Aim: Copy the data that follows exactly. Include no pictures.
### Information shown
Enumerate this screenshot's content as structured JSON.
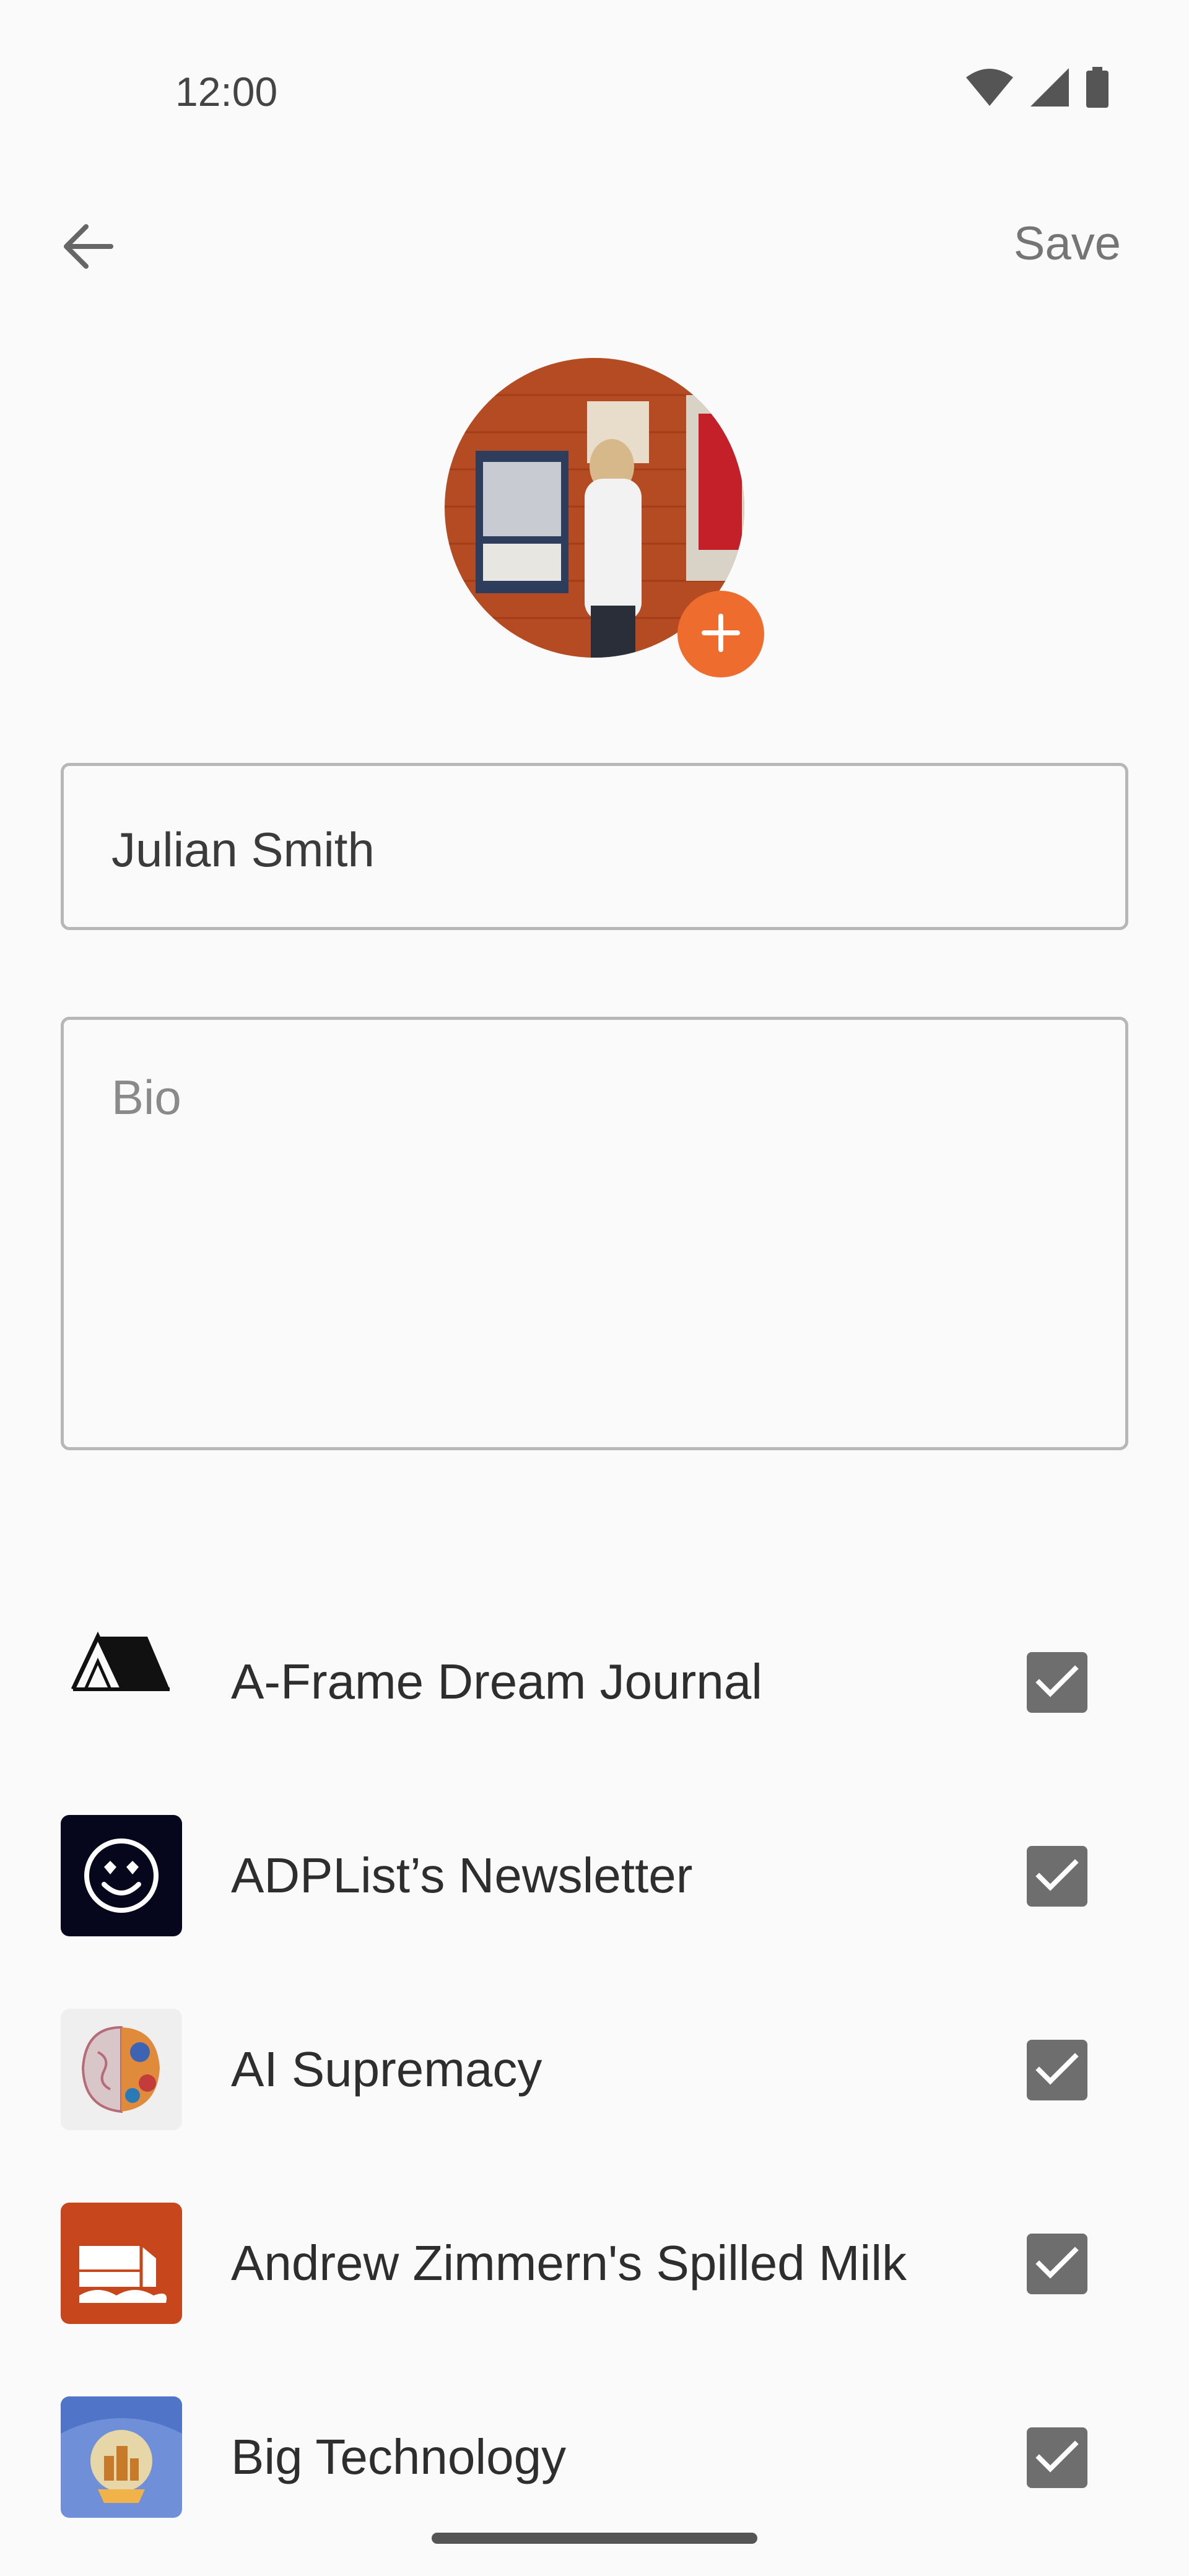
{
  "status_bar": {
    "time": "12:00",
    "icons": [
      "wifi-icon",
      "signal-icon",
      "battery-icon"
    ]
  },
  "app_bar": {
    "back_icon": "arrow-left-icon",
    "save_label": "Save"
  },
  "profile": {
    "avatar_icon": "profile-photo",
    "add_photo_icon": "plus-icon",
    "name_value": "Julian Smith",
    "bio_placeholder": "Bio",
    "bio_value": ""
  },
  "publications": [
    {
      "name": "A-Frame Dream Journal",
      "icon": "a-frame-logo",
      "checked": true
    },
    {
      "name": "ADPList’s Newsletter",
      "icon": "heart-eyes-smiley-logo",
      "checked": true
    },
    {
      "name": "AI Supremacy",
      "icon": "brain-art-logo",
      "checked": true
    },
    {
      "name": "Andrew Zimmern's Spilled Milk",
      "icon": "milk-carton-logo",
      "checked": true
    },
    {
      "name": "Big Technology",
      "icon": "city-globe-logo",
      "checked": true
    }
  ],
  "colors": {
    "accent": "#ef6c2f",
    "checkbox": "#6e6e6e",
    "background": "#fafafa"
  }
}
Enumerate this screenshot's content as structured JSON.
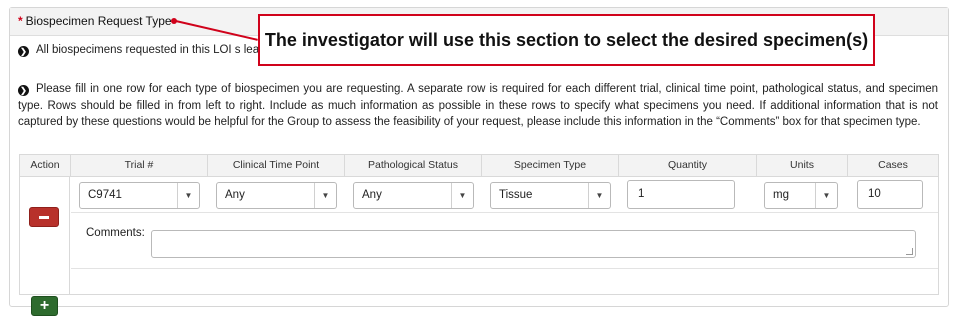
{
  "section": {
    "required_marker": "*",
    "title": "Biospecimen Request Type"
  },
  "callout": {
    "text": "The investigator will use this section to select the desired specimen(s)"
  },
  "instructions": [
    {
      "bullet_icon": "chevron-right-circle-icon",
      "text": "All biospecimens requested in this LOI s                                                                                                                                         lease re-run your query to include all needed specimens and use that query to create a new LOI."
    },
    {
      "bullet_icon": "chevron-right-circle-icon",
      "text": "Please fill in one row for each type of biospecimen you are requesting. A separate row is required for each different trial, clinical time point, pathological status, and specimen type. Rows should be filled in from left to right. Include as much information as possible in these rows to specify what specimens you need. If additional information that is not captured by these questions would be helpful for the Group to assess the feasibility of your request, please include this information in the “Comments” box for that specimen type."
    }
  ],
  "table": {
    "headers": {
      "action": "Action",
      "trial": "Trial #",
      "clinical_time_point": "Clinical Time Point",
      "pathological_status": "Pathological Status",
      "specimen_type": "Specimen Type",
      "quantity": "Quantity",
      "units": "Units",
      "cases": "Cases"
    },
    "row": {
      "trial": "C9741",
      "clinical_time_point": "Any",
      "pathological_status": "Any",
      "specimen_type": "Tissue",
      "quantity": "1",
      "units": "mg",
      "cases": "10",
      "comments_label": "Comments:",
      "comments_value": ""
    },
    "remove_button": "minus-icon",
    "add_button": "+"
  },
  "colors": {
    "required": "#d0021b",
    "callout_border": "#d0021b",
    "remove_button": "#b8312b",
    "add_button": "#2e6b2e"
  }
}
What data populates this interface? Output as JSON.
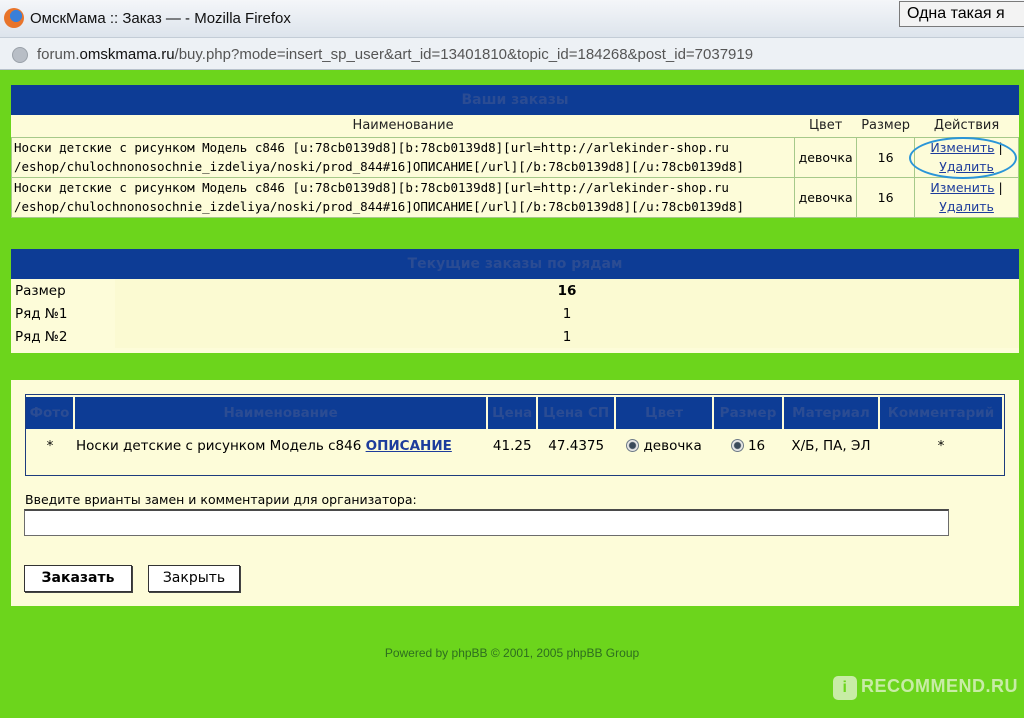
{
  "window": {
    "title": "ОмскМама :: Заказ — - Mozilla Firefox",
    "tooltip": "Одна такая я",
    "url_prefix": "forum.",
    "url_domain": "omskmama.ru",
    "url_rest": "/buy.php?mode=insert_sp_user&art_id=13401810&topic_id=184268&post_id=7037919"
  },
  "orders": {
    "header": "Ваши заказы",
    "columns": [
      "Наименование",
      "Цвет",
      "Размер",
      "Действия"
    ],
    "rows": [
      {
        "name": "Носки детские с рисунком Модель с846 [u:78cb0139d8][b:78cb0139d8][url=http://arlekinder-shop.ru /eshop/chulochnonosochnie_izdeliya/noski/prod_844#16]ОПИСАНИЕ[/url][/b:78cb0139d8][/u:78cb0139d8]",
        "color": "девочка",
        "size": "16",
        "edit": "Изменить",
        "delete": "Удалить"
      },
      {
        "name": "Носки детские с рисунком Модель с846 [u:78cb0139d8][b:78cb0139d8][url=http://arlekinder-shop.ru /eshop/chulochnonosochnie_izdeliya/noski/prod_844#16]ОПИСАНИЕ[/url][/b:78cb0139d8][/u:78cb0139d8]",
        "color": "девочка",
        "size": "16",
        "edit": "Изменить",
        "delete": "Удалить"
      }
    ]
  },
  "rows_table": {
    "header": "Текущие заказы по рядам",
    "rows": [
      {
        "label": "Размер",
        "value": "16"
      },
      {
        "label": "Ряд №1",
        "value": "1"
      },
      {
        "label": "Ряд №2",
        "value": "1"
      }
    ]
  },
  "product": {
    "columns": [
      "Фото",
      "Наименование",
      "Цена",
      "Цена СП",
      "Цвет",
      "Размер",
      "Материал",
      "Комментарий"
    ],
    "photo": "*",
    "name": "Носки детские с рисунком Модель с846",
    "link": "ОПИСАНИЕ",
    "price": "41.25",
    "price_sp": "47.4375",
    "color": "девочка",
    "size": "16",
    "material": "Х/Б, ПА, ЭЛ",
    "comment": "*"
  },
  "form": {
    "comment_label": "Введите врианты замен и комментарии для организатора:",
    "comment_value": "",
    "order_button": "Заказать",
    "close_button": "Закрыть"
  },
  "footer": "Powered by phpBB © 2001, 2005 phpBB Group",
  "watermark": "RECOMMEND.RU"
}
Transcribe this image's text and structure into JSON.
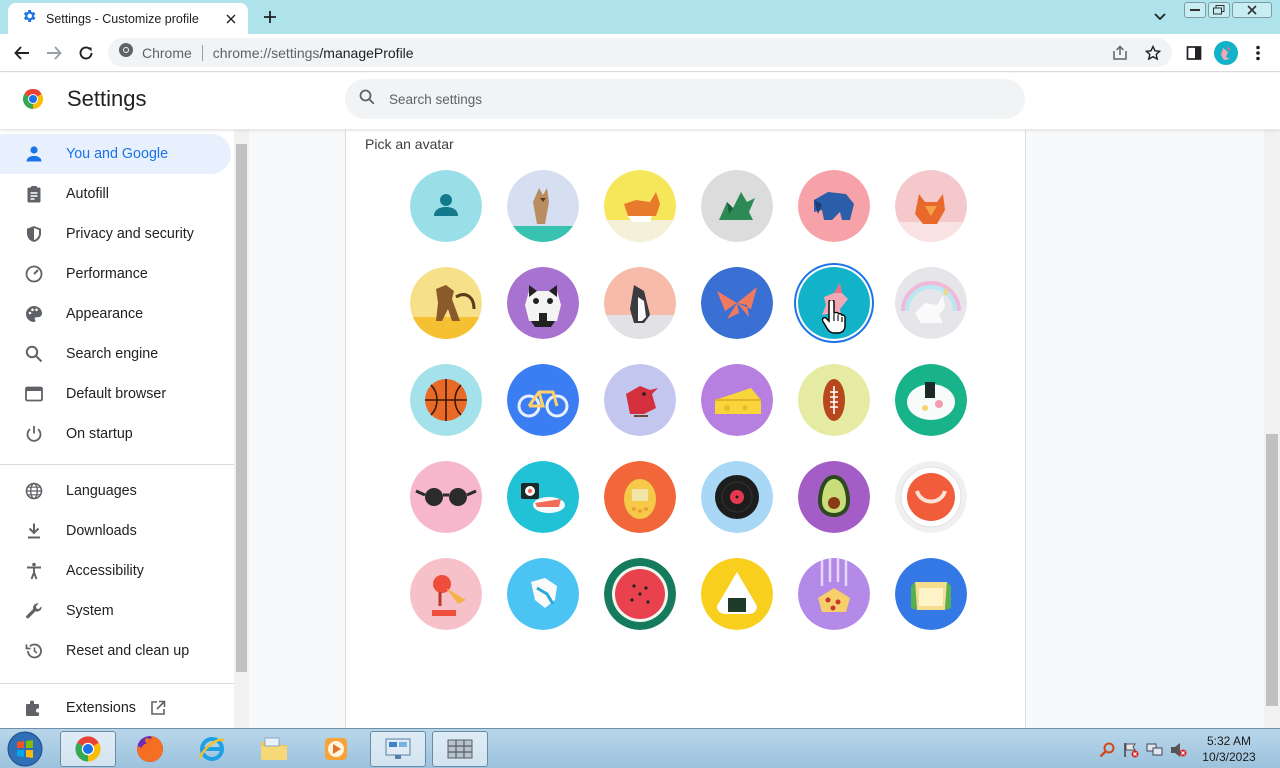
{
  "browser": {
    "tab_title": "Settings - Customize profile",
    "omnibox_site": "Chrome",
    "omnibox_url_host": "chrome://settings",
    "omnibox_url_path": "/manageProfile"
  },
  "header": {
    "title": "Settings",
    "search_placeholder": "Search settings"
  },
  "sidebar": {
    "items": [
      {
        "label": "You and Google",
        "icon": "person-icon",
        "active": true
      },
      {
        "label": "Autofill",
        "icon": "clipboard-icon"
      },
      {
        "label": "Privacy and security",
        "icon": "shield-icon"
      },
      {
        "label": "Performance",
        "icon": "speedometer-icon"
      },
      {
        "label": "Appearance",
        "icon": "palette-icon"
      },
      {
        "label": "Search engine",
        "icon": "search-icon"
      },
      {
        "label": "Default browser",
        "icon": "browser-window-icon"
      },
      {
        "label": "On startup",
        "icon": "power-icon"
      },
      {
        "label": "Languages",
        "icon": "globe-icon"
      },
      {
        "label": "Downloads",
        "icon": "download-icon"
      },
      {
        "label": "Accessibility",
        "icon": "accessibility-icon"
      },
      {
        "label": "System",
        "icon": "wrench-icon"
      },
      {
        "label": "Reset and clean up",
        "icon": "history-icon"
      },
      {
        "label": "Extensions",
        "icon": "puzzle-icon"
      }
    ]
  },
  "main": {
    "section_label": "Pick an avatar",
    "selected_avatar": "origami-rabbit",
    "avatars": [
      "generic-person",
      "origami-cat",
      "origami-corgi",
      "origami-dragon",
      "origami-elephant",
      "origami-fox",
      "origami-monkey",
      "origami-panda",
      "origami-penguin",
      "origami-butterfly",
      "origami-rabbit",
      "origami-unicorn",
      "basketball",
      "bicycle",
      "bird",
      "cheese",
      "football",
      "sushi-plate",
      "sunglasses",
      "sushi",
      "tamagotchi",
      "vinyl-record",
      "avocado",
      "cappuccino",
      "ice-cream",
      "flip-flop",
      "watermelon",
      "onigiri",
      "pizza",
      "sandwich"
    ]
  },
  "taskbar": {
    "time": "5:32 AM",
    "date": "10/3/2023"
  },
  "colors": {
    "accent": "#1a73e8",
    "tabstrip": "#aee3ec",
    "active_nav_bg": "#e8f0fe"
  }
}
######
The answer:
Enumerate this screenshot's content as structured JSON.
{
  "status_bar": {
    "time": "12:00",
    "icons": [
      "wifi-icon",
      "signal-icon",
      "battery-icon"
    ]
  },
  "app_bar": {
    "back_icon": "arrow-left-icon",
    "save_label": "Save"
  },
  "profile": {
    "avatar_icon": "profile-photo",
    "add_photo_icon": "plus-icon",
    "name_value": "Julian Smith",
    "bio_placeholder": "Bio",
    "bio_value": ""
  },
  "publications": [
    {
      "name": "A-Frame Dream Journal",
      "icon": "a-frame-logo",
      "checked": true
    },
    {
      "name": "ADPList’s Newsletter",
      "icon": "heart-eyes-smiley-logo",
      "checked": true
    },
    {
      "name": "AI Supremacy",
      "icon": "brain-art-logo",
      "checked": true
    },
    {
      "name": "Andrew Zimmern's Spilled Milk",
      "icon": "milk-carton-logo",
      "checked": true
    },
    {
      "name": "Big Technology",
      "icon": "city-globe-logo",
      "checked": true
    }
  ],
  "colors": {
    "accent": "#ef6c2f",
    "checkbox": "#6e6e6e",
    "background": "#fafafa"
  }
}
Enumerate this screenshot's content as structured JSON.
{
  "section": {
    "required_marker": "*",
    "title": "Biospecimen Request Type"
  },
  "callout": {
    "text": "The investigator will use this section to select the desired specimen(s)"
  },
  "instructions": [
    {
      "bullet_icon": "chevron-right-circle-icon",
      "text": "All biospecimens requested in this LOI s                                                                                                                                         lease re-run your query to include all needed specimens and use that query to create a new LOI."
    },
    {
      "bullet_icon": "chevron-right-circle-icon",
      "text": "Please fill in one row for each type of biospecimen you are requesting. A separate row is required for each different trial, clinical time point, pathological status, and specimen type. Rows should be filled in from left to right. Include as much information as possible in these rows to specify what specimens you need. If additional information that is not captured by these questions would be helpful for the Group to assess the feasibility of your request, please include this information in the “Comments” box for that specimen type."
    }
  ],
  "table": {
    "headers": {
      "action": "Action",
      "trial": "Trial #",
      "clinical_time_point": "Clinical Time Point",
      "pathological_status": "Pathological Status",
      "specimen_type": "Specimen Type",
      "quantity": "Quantity",
      "units": "Units",
      "cases": "Cases"
    },
    "row": {
      "trial": "C9741",
      "clinical_time_point": "Any",
      "pathological_status": "Any",
      "specimen_type": "Tissue",
      "quantity": "1",
      "units": "mg",
      "cases": "10",
      "comments_label": "Comments:",
      "comments_value": ""
    },
    "remove_button": "minus-icon",
    "add_button": "+"
  },
  "colors": {
    "required": "#d0021b",
    "callout_border": "#d0021b",
    "remove_button": "#b8312b",
    "add_button": "#2e6b2e"
  }
}
What data populates this interface? Output as JSON.
{
  "window": {
    "title": "ОмскМама :: Заказ — - Mozilla Firefox",
    "tooltip": "Одна такая я",
    "url_prefix": "forum.",
    "url_domain": "omskmama.ru",
    "url_rest": "/buy.php?mode=insert_sp_user&art_id=13401810&topic_id=184268&post_id=7037919"
  },
  "orders": {
    "header": "Ваши заказы",
    "columns": [
      "Наименование",
      "Цвет",
      "Размер",
      "Действия"
    ],
    "rows": [
      {
        "name": "Носки детские с рисунком Модель с846 [u:78cb0139d8][b:78cb0139d8][url=http://arlekinder-shop.ru /eshop/chulochnonosochnie_izdeliya/noski/prod_844#16]ОПИСАНИЕ[/url][/b:78cb0139d8][/u:78cb0139d8]",
        "color": "девочка",
        "size": "16",
        "edit": "Изменить",
        "delete": "Удалить"
      },
      {
        "name": "Носки детские с рисунком Модель с846 [u:78cb0139d8][b:78cb0139d8][url=http://arlekinder-shop.ru /eshop/chulochnonosochnie_izdeliya/noski/prod_844#16]ОПИСАНИЕ[/url][/b:78cb0139d8][/u:78cb0139d8]",
        "color": "девочка",
        "size": "16",
        "edit": "Изменить",
        "delete": "Удалить"
      }
    ]
  },
  "rows_table": {
    "header": "Текущие заказы по рядам",
    "rows": [
      {
        "label": "Размер",
        "value": "16"
      },
      {
        "label": "Ряд №1",
        "value": "1"
      },
      {
        "label": "Ряд №2",
        "value": "1"
      }
    ]
  },
  "product": {
    "columns": [
      "Фото",
      "Наименование",
      "Цена",
      "Цена СП",
      "Цвет",
      "Размер",
      "Материал",
      "Комментарий"
    ],
    "photo": "*",
    "name": "Носки детские с рисунком Модель с846",
    "link": "ОПИСАНИЕ",
    "price": "41.25",
    "price_sp": "47.4375",
    "color": "девочка",
    "size": "16",
    "material": "Х/Б, ПА, ЭЛ",
    "comment": "*"
  },
  "form": {
    "comment_label": "Введите врианты замен и комментарии для организатора:",
    "comment_value": "",
    "order_button": "Заказать",
    "close_button": "Закрыть"
  },
  "footer": "Powered by phpBB © 2001, 2005 phpBB Group",
  "watermark": "RECOMMEND.RU"
}
Transcribe this image's text and structure into JSON.
{
  "browser": {
    "tab_title": "Settings - Customize profile",
    "omnibox_site": "Chrome",
    "omnibox_url_host": "chrome://settings",
    "omnibox_url_path": "/manageProfile"
  },
  "header": {
    "title": "Settings",
    "search_placeholder": "Search settings"
  },
  "sidebar": {
    "items": [
      {
        "label": "You and Google",
        "icon": "person-icon",
        "active": true
      },
      {
        "label": "Autofill",
        "icon": "clipboard-icon"
      },
      {
        "label": "Privacy and security",
        "icon": "shield-icon"
      },
      {
        "label": "Performance",
        "icon": "speedometer-icon"
      },
      {
        "label": "Appearance",
        "icon": "palette-icon"
      },
      {
        "label": "Search engine",
        "icon": "search-icon"
      },
      {
        "label": "Default browser",
        "icon": "browser-window-icon"
      },
      {
        "label": "On startup",
        "icon": "power-icon"
      },
      {
        "label": "Languages",
        "icon": "globe-icon"
      },
      {
        "label": "Downloads",
        "icon": "download-icon"
      },
      {
        "label": "Accessibility",
        "icon": "accessibility-icon"
      },
      {
        "label": "System",
        "icon": "wrench-icon"
      },
      {
        "label": "Reset and clean up",
        "icon": "history-icon"
      },
      {
        "label": "Extensions",
        "icon": "puzzle-icon"
      }
    ]
  },
  "main": {
    "section_label": "Pick an avatar",
    "selected_avatar": "origami-rabbit",
    "avatars": [
      "generic-person",
      "origami-cat",
      "origami-corgi",
      "origami-dragon",
      "origami-elephant",
      "origami-fox",
      "origami-monkey",
      "origami-panda",
      "origami-penguin",
      "origami-butterfly",
      "origami-rabbit",
      "origami-unicorn",
      "basketball",
      "bicycle",
      "bird",
      "cheese",
      "football",
      "sushi-plate",
      "sunglasses",
      "sushi",
      "tamagotchi",
      "vinyl-record",
      "avocado",
      "cappuccino",
      "ice-cream",
      "flip-flop",
      "watermelon",
      "onigiri",
      "pizza",
      "sandwich"
    ]
  },
  "taskbar": {
    "time": "5:32 AM",
    "date": "10/3/2023"
  },
  "colors": {
    "accent": "#1a73e8",
    "tabstrip": "#aee3ec",
    "active_nav_bg": "#e8f0fe"
  }
}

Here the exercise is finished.